## The task:
The data below must be copied in full and without any change.

Extracts from a graphics dataset:
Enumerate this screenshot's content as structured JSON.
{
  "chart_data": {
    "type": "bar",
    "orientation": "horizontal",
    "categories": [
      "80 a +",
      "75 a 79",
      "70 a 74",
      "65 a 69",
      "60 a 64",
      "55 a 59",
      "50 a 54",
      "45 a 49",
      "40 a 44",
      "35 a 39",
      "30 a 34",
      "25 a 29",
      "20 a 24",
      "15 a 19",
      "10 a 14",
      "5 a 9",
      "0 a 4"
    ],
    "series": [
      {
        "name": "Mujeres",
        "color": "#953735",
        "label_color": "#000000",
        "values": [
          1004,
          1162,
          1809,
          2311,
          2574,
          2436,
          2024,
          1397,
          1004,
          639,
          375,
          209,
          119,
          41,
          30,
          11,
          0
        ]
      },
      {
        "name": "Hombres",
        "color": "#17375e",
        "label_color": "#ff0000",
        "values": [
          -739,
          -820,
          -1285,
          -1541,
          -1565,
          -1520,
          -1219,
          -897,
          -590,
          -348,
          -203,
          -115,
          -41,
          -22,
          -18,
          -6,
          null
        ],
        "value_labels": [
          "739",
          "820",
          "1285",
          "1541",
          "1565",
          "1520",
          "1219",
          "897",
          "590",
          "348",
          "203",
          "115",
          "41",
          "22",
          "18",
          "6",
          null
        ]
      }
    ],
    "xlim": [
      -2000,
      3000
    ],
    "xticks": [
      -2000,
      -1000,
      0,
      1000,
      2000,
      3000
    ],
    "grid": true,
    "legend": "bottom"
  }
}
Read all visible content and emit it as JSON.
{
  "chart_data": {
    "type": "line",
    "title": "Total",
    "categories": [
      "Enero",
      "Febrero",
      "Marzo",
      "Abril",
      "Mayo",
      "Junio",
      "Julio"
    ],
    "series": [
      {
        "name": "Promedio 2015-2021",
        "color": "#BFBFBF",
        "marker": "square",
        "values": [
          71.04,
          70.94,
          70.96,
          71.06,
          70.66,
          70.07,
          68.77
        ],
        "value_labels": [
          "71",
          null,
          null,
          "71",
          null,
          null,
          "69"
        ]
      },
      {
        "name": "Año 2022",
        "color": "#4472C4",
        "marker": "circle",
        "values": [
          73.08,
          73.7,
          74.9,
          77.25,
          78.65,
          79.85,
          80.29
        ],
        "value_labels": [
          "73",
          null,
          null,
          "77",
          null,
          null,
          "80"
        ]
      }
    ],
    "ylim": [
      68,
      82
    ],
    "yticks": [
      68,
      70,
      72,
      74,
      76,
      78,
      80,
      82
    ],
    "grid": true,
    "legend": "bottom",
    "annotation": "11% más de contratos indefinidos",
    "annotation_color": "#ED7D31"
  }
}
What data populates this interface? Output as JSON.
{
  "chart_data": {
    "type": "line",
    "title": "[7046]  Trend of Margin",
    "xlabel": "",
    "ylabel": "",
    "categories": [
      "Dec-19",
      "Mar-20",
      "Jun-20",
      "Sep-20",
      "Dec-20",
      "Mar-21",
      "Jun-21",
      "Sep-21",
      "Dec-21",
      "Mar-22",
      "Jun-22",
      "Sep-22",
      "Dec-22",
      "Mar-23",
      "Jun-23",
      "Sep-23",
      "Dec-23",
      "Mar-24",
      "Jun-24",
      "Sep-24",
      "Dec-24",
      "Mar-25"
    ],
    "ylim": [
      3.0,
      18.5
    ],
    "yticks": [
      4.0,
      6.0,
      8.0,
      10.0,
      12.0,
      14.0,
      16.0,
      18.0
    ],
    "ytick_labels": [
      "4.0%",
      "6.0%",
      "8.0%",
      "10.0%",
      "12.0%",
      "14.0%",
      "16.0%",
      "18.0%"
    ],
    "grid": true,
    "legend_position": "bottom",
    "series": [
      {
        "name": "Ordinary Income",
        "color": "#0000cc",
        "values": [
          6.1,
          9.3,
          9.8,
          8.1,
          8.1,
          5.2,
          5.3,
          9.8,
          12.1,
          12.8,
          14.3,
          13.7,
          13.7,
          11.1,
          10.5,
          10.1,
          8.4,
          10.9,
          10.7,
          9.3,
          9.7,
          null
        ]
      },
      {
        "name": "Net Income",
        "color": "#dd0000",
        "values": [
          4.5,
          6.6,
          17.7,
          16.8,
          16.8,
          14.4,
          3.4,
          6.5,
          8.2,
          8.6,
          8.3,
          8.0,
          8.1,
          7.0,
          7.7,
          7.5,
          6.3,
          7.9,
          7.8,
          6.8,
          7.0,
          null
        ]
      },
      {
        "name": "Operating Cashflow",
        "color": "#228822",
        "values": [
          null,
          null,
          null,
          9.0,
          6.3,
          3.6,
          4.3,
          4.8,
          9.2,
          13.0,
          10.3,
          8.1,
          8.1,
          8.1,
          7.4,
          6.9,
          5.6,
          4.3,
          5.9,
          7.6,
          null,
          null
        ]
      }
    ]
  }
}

## Answer to the problem:
Enumerate this screenshot's content as structured JSON.
{
  "chart_data": {
    "type": "bar",
    "orientation": "horizontal",
    "categories": [
      "80 a +",
      "75 a 79",
      "70 a 74",
      "65 a 69",
      "60 a 64",
      "55 a 59",
      "50 a 54",
      "45 a 49",
      "40 a 44",
      "35 a 39",
      "30 a 34",
      "25 a 29",
      "20 a 24",
      "15 a 19",
      "10 a 14",
      "5 a 9",
      "0 a 4"
    ],
    "series": [
      {
        "name": "Mujeres",
        "color": "#953735",
        "label_color": "#000000",
        "values": [
          1004,
          1162,
          1809,
          2311,
          2574,
          2436,
          2024,
          1397,
          1004,
          639,
          375,
          209,
          119,
          41,
          30,
          11,
          0
        ]
      },
      {
        "name": "Hombres",
        "color": "#17375e",
        "label_color": "#ff0000",
        "values": [
          -739,
          -820,
          -1285,
          -1541,
          -1565,
          -1520,
          -1219,
          -897,
          -590,
          -348,
          -203,
          -115,
          -41,
          -22,
          -18,
          -6,
          null
        ],
        "value_labels": [
          "739",
          "820",
          "1285",
          "1541",
          "1565",
          "1520",
          "1219",
          "897",
          "590",
          "348",
          "203",
          "115",
          "41",
          "22",
          "18",
          "6",
          null
        ]
      }
    ],
    "xlim": [
      -2000,
      3000
    ],
    "xticks": [
      -2000,
      -1000,
      0,
      1000,
      2000,
      3000
    ],
    "grid": true,
    "legend": "bottom"
  }
}
Read all visible content and emit it as JSON.
{
  "chart_data": {
    "type": "line",
    "title": "Total",
    "categories": [
      "Enero",
      "Febrero",
      "Marzo",
      "Abril",
      "Mayo",
      "Junio",
      "Julio"
    ],
    "series": [
      {
        "name": "Promedio 2015-2021",
        "color": "#BFBFBF",
        "marker": "square",
        "values": [
          71.04,
          70.94,
          70.96,
          71.06,
          70.66,
          70.07,
          68.77
        ],
        "value_labels": [
          "71",
          null,
          null,
          "71",
          null,
          null,
          "69"
        ]
      },
      {
        "name": "Año 2022",
        "color": "#4472C4",
        "marker": "circle",
        "values": [
          73.08,
          73.7,
          74.9,
          77.25,
          78.65,
          79.85,
          80.29
        ],
        "value_labels": [
          "73",
          null,
          null,
          "77",
          null,
          null,
          "80"
        ]
      }
    ],
    "ylim": [
      68,
      82
    ],
    "yticks": [
      68,
      70,
      72,
      74,
      76,
      78,
      80,
      82
    ],
    "grid": true,
    "legend": "bottom",
    "annotation": "11% más de contratos indefinidos",
    "annotation_color": "#ED7D31"
  }
}
What data populates this interface? Output as JSON.
{
  "chart_data": {
    "type": "line",
    "title": "[7046]  Trend of Margin",
    "xlabel": "",
    "ylabel": "",
    "categories": [
      "Dec-19",
      "Mar-20",
      "Jun-20",
      "Sep-20",
      "Dec-20",
      "Mar-21",
      "Jun-21",
      "Sep-21",
      "Dec-21",
      "Mar-22",
      "Jun-22",
      "Sep-22",
      "Dec-22",
      "Mar-23",
      "Jun-23",
      "Sep-23",
      "Dec-23",
      "Mar-24",
      "Jun-24",
      "Sep-24",
      "Dec-24",
      "Mar-25"
    ],
    "ylim": [
      3.0,
      18.5
    ],
    "yticks": [
      4.0,
      6.0,
      8.0,
      10.0,
      12.0,
      14.0,
      16.0,
      18.0
    ],
    "ytick_labels": [
      "4.0%",
      "6.0%",
      "8.0%",
      "10.0%",
      "12.0%",
      "14.0%",
      "16.0%",
      "18.0%"
    ],
    "grid": true,
    "legend_position": "bottom",
    "series": [
      {
        "name": "Ordinary Income",
        "color": "#0000cc",
        "values": [
          6.1,
          9.3,
          9.8,
          8.1,
          8.1,
          5.2,
          5.3,
          9.8,
          12.1,
          12.8,
          14.3,
          13.7,
          13.7,
          11.1,
          10.5,
          10.1,
          8.4,
          10.9,
          10.7,
          9.3,
          9.7,
          null
        ]
      },
      {
        "name": "Net Income",
        "color": "#dd0000",
        "values": [
          4.5,
          6.6,
          17.7,
          16.8,
          16.8,
          14.4,
          3.4,
          6.5,
          8.2,
          8.6,
          8.3,
          8.0,
          8.1,
          7.0,
          7.7,
          7.5,
          6.3,
          7.9,
          7.8,
          6.8,
          7.0,
          null
        ]
      },
      {
        "name": "Operating Cashflow",
        "color": "#228822",
        "values": [
          null,
          null,
          null,
          9.0,
          6.3,
          3.6,
          4.3,
          4.8,
          9.2,
          13.0,
          10.3,
          8.1,
          8.1,
          8.1,
          7.4,
          6.9,
          5.6,
          4.3,
          5.9,
          7.6,
          null,
          null
        ]
      }
    ]
  }
}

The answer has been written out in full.